◆ THE PROBLEM
Convert the entries below, from the line containing "Itemize the components" through the line containing "- y-axis-label: Radius", both included, into a JSON list of strings with one string per line. Skip blank lines and leave the pictures out.

◆ RECORDS FOR THIS EXERCISE
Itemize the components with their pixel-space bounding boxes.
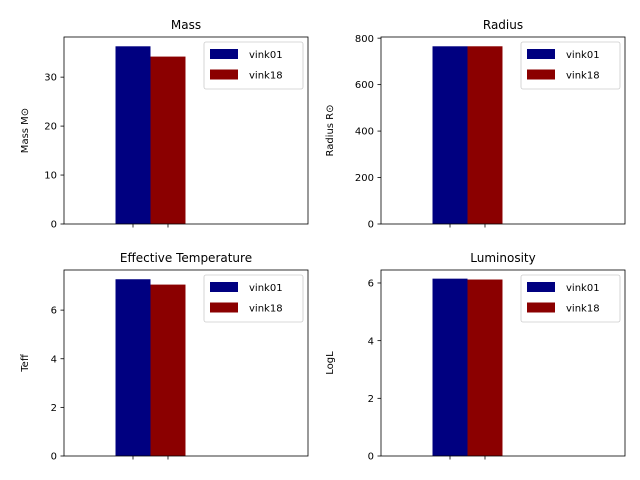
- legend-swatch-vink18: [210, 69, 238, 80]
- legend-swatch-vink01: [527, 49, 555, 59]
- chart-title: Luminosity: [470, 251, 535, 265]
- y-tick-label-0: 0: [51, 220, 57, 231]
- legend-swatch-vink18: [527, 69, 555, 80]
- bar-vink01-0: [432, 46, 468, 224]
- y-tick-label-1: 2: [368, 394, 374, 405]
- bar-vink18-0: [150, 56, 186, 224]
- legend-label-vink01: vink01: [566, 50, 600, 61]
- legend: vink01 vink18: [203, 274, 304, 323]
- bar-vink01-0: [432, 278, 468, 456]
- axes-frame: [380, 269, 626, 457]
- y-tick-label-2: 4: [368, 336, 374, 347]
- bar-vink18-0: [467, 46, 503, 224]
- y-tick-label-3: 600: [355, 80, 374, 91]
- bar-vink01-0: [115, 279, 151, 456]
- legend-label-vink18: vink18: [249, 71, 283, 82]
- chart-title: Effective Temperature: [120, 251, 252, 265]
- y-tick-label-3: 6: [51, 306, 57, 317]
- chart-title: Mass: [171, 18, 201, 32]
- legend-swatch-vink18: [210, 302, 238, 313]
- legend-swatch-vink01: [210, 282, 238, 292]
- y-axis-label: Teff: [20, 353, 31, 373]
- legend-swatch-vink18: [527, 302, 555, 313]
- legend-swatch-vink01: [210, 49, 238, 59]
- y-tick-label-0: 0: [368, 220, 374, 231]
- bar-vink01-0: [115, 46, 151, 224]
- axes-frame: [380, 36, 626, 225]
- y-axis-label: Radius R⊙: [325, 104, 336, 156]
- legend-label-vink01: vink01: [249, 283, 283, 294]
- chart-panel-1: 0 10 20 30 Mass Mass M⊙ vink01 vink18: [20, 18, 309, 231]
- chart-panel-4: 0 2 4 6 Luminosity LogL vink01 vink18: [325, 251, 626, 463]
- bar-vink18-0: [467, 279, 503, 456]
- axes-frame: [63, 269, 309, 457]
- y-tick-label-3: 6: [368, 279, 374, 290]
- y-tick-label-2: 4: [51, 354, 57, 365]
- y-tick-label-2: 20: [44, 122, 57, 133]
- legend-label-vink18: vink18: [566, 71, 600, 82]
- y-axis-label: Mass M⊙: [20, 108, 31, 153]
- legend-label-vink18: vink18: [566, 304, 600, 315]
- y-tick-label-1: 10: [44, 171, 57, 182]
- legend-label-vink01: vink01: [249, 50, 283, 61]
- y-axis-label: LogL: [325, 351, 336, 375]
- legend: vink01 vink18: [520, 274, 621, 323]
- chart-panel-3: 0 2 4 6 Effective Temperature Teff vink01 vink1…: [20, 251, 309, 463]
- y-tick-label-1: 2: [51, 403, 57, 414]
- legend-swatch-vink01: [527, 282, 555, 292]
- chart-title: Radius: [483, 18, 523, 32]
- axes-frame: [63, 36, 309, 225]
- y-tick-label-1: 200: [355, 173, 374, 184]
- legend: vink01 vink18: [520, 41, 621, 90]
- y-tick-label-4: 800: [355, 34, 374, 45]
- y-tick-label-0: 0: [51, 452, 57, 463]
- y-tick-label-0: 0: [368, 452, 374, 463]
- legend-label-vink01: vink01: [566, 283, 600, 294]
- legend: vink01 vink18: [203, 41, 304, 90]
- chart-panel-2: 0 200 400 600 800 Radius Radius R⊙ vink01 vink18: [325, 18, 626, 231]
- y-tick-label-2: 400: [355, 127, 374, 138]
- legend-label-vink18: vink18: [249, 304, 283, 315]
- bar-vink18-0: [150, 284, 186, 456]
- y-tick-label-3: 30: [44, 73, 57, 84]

--

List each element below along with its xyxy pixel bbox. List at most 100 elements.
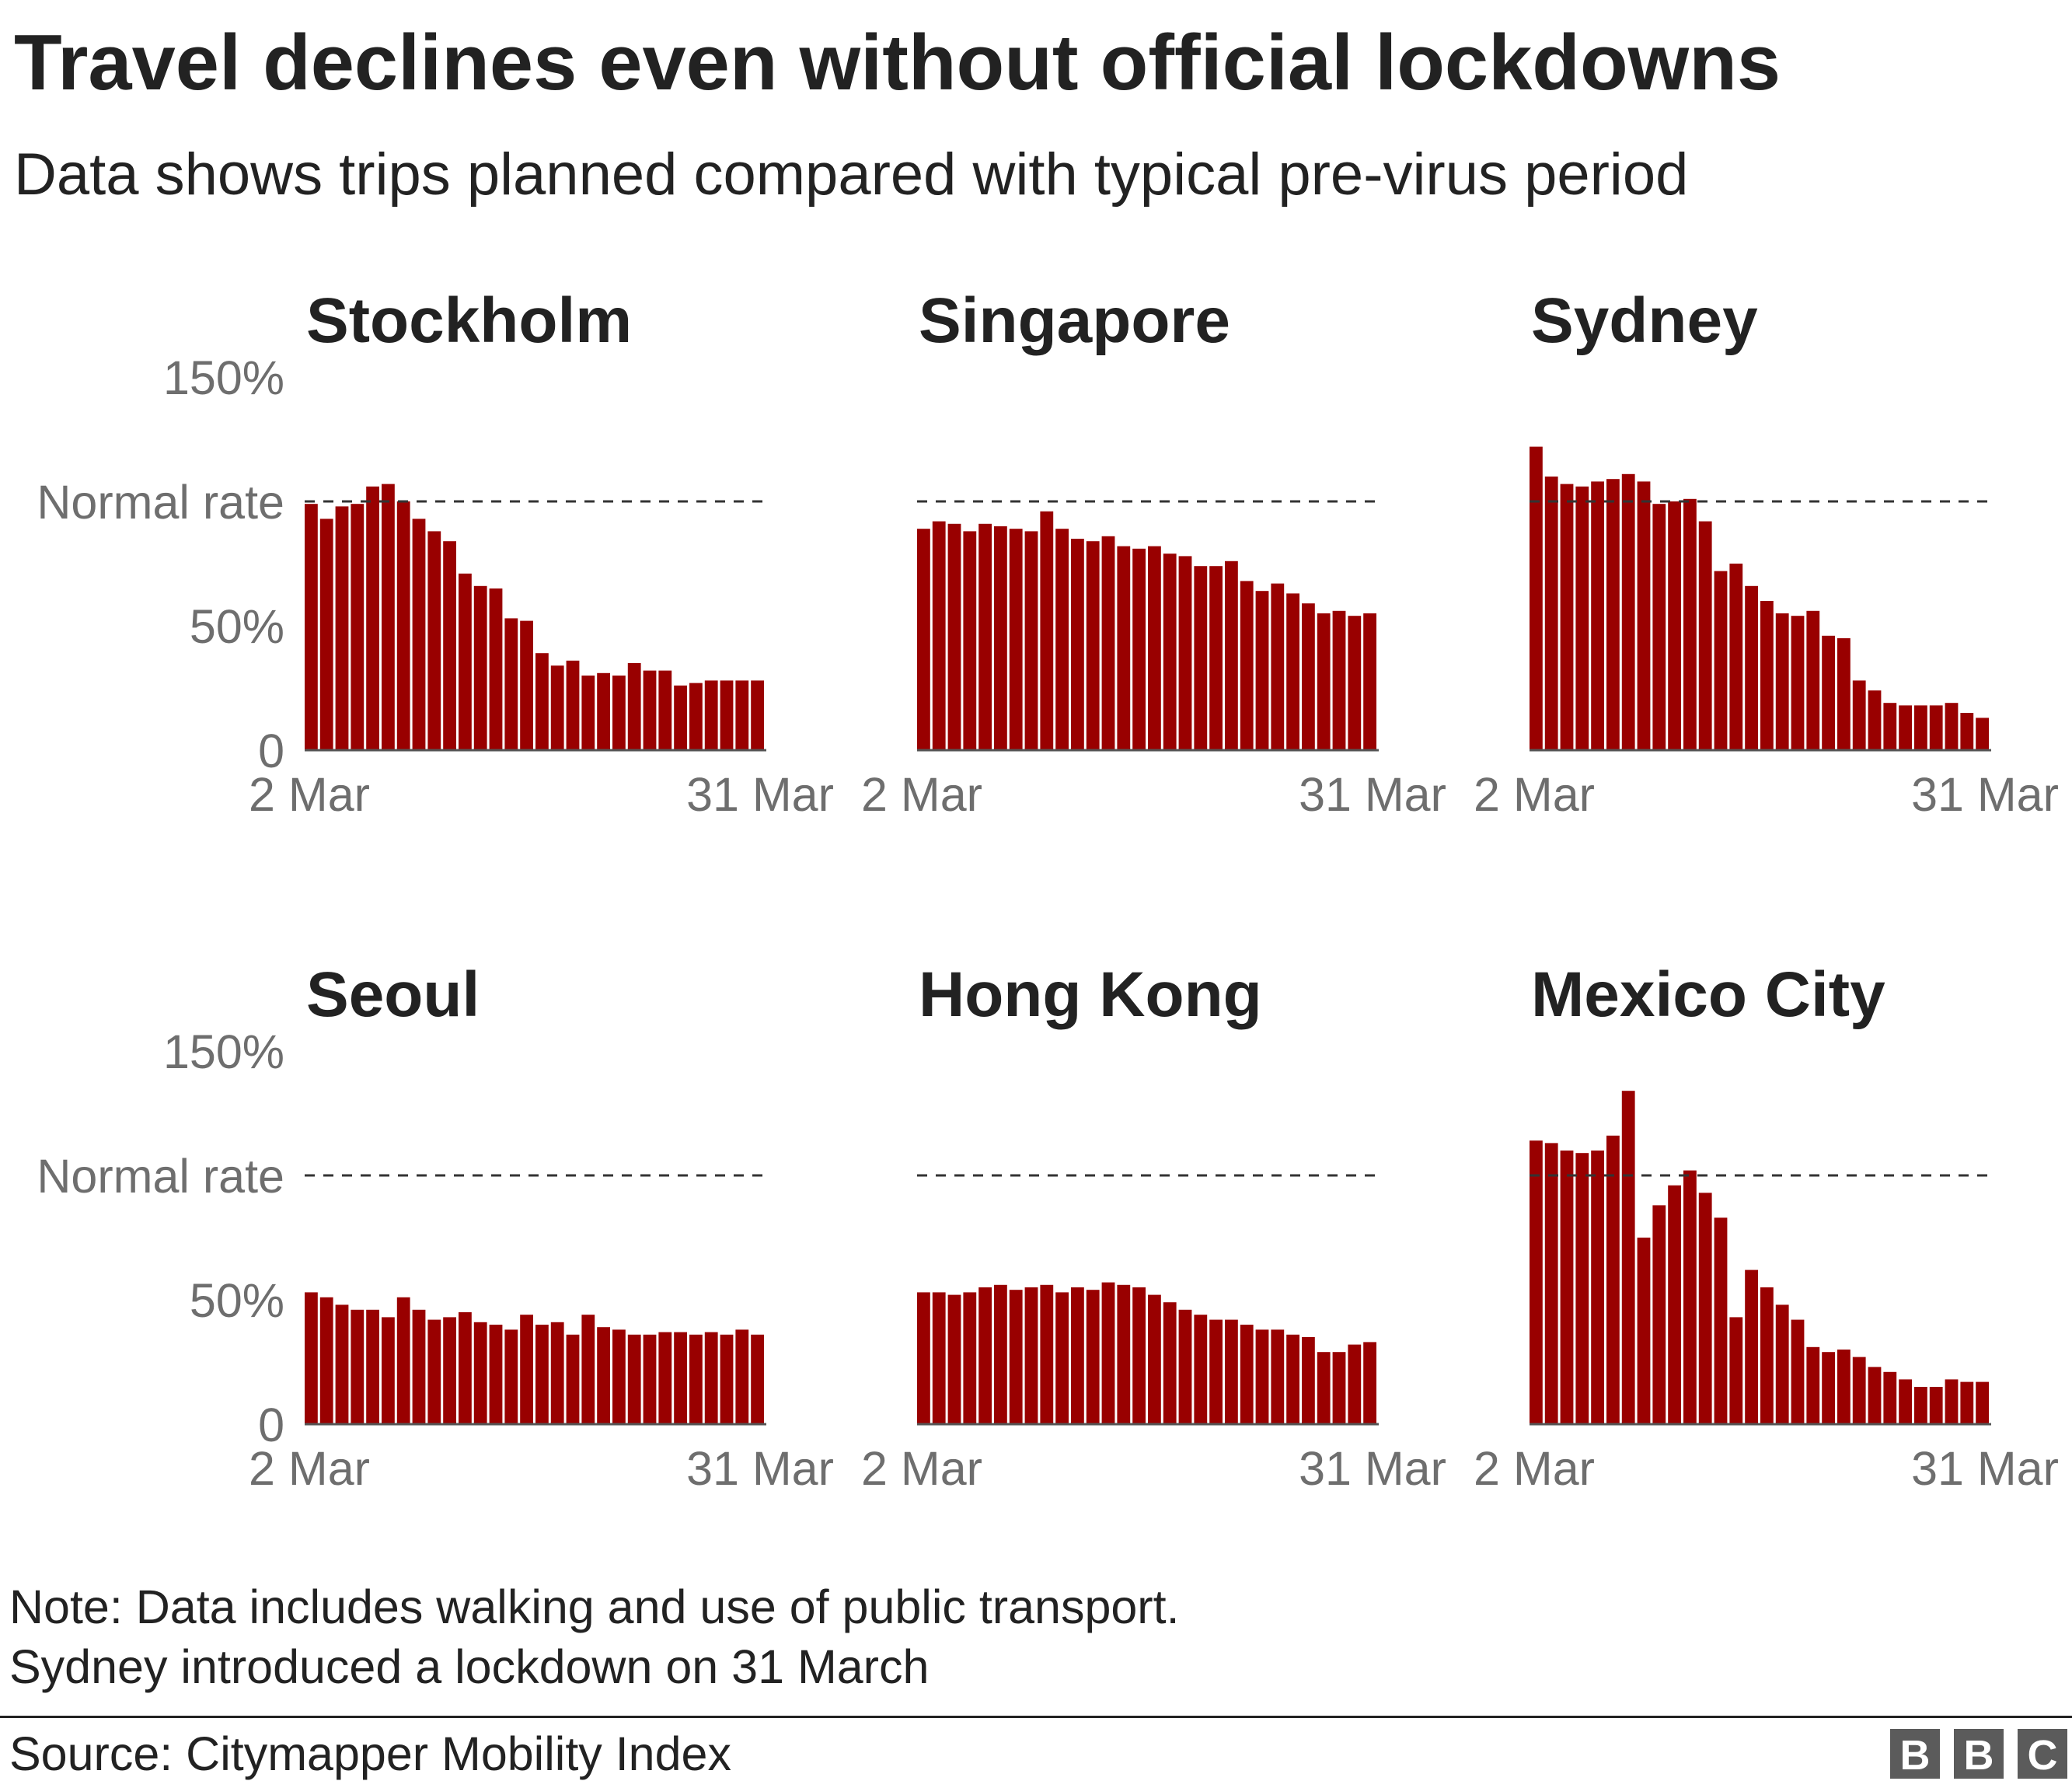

◆ SOLUTION
[
  "Itemize the components with their pixel-space bounding boxes.",
  "- legend-swatch-vink18: [210, 69, 238, 80]",
  "- legend-swatch-vink01: [527, 49, 555, 59]",
  "- chart-title: Luminosity: [470, 251, 535, 265]",
  "- y-tick-label-0: 0: [51, 220, 57, 231]",
  "- legend-swatch-vink18: [527, 69, 555, 80]",
  "- bar-vink01-0: [432, 46, 468, 224]",
  "- y-tick-label-1: 2: [368, 394, 374, 405]",
  "- bar-vink18-0: [150, 56, 186, 224]",
  "- legend-label-vink01: vink01: [566, 50, 600, 61]",
  "- legend: vink01 vink18: [203, 274, 304, 323]",
  "- bar-vink01-0: [432, 278, 468, 456]",
  "- axes-frame: [380, 269, 626, 457]",
  "- y-tick-label-2: 4: [368, 336, 374, 347]",
  "- bar-vink18-0: [467, 46, 503, 224]",
  "- y-tick-label-3: 600: [355, 80, 374, 91]",
  "- bar-vink01-0: [115, 279, 151, 456]",
  "- legend-label-vink18: vink18: [249, 71, 283, 82]",
  "- chart-title: Effective Temperature: [120, 251, 252, 265]",
  "- y-tick-label-3: 6: [51, 306, 57, 317]",
  "- chart-title: Mass: [171, 18, 201, 32]",
  "- legend-swatch-vink18: [210, 302, 238, 313]",
  "- legend-swatch-vink01: [210, 282, 238, 292]",
  "- y-axis-label: Teff: [20, 353, 31, 373]",
  "- legend-swatch-vink18: [527, 302, 555, 313]",
  "- legend-swatch-vink01: [210, 49, 238, 59]",
  "- y-tick-label-0: 0: [368, 220, 374, 231]",
  "- bar-vink01-0: [115, 46, 151, 224]",
  "- axes-frame: [380, 36, 626, 225]",
  "- y-axis-label: Radius R⊙: [325, 104, 336, 156]"
]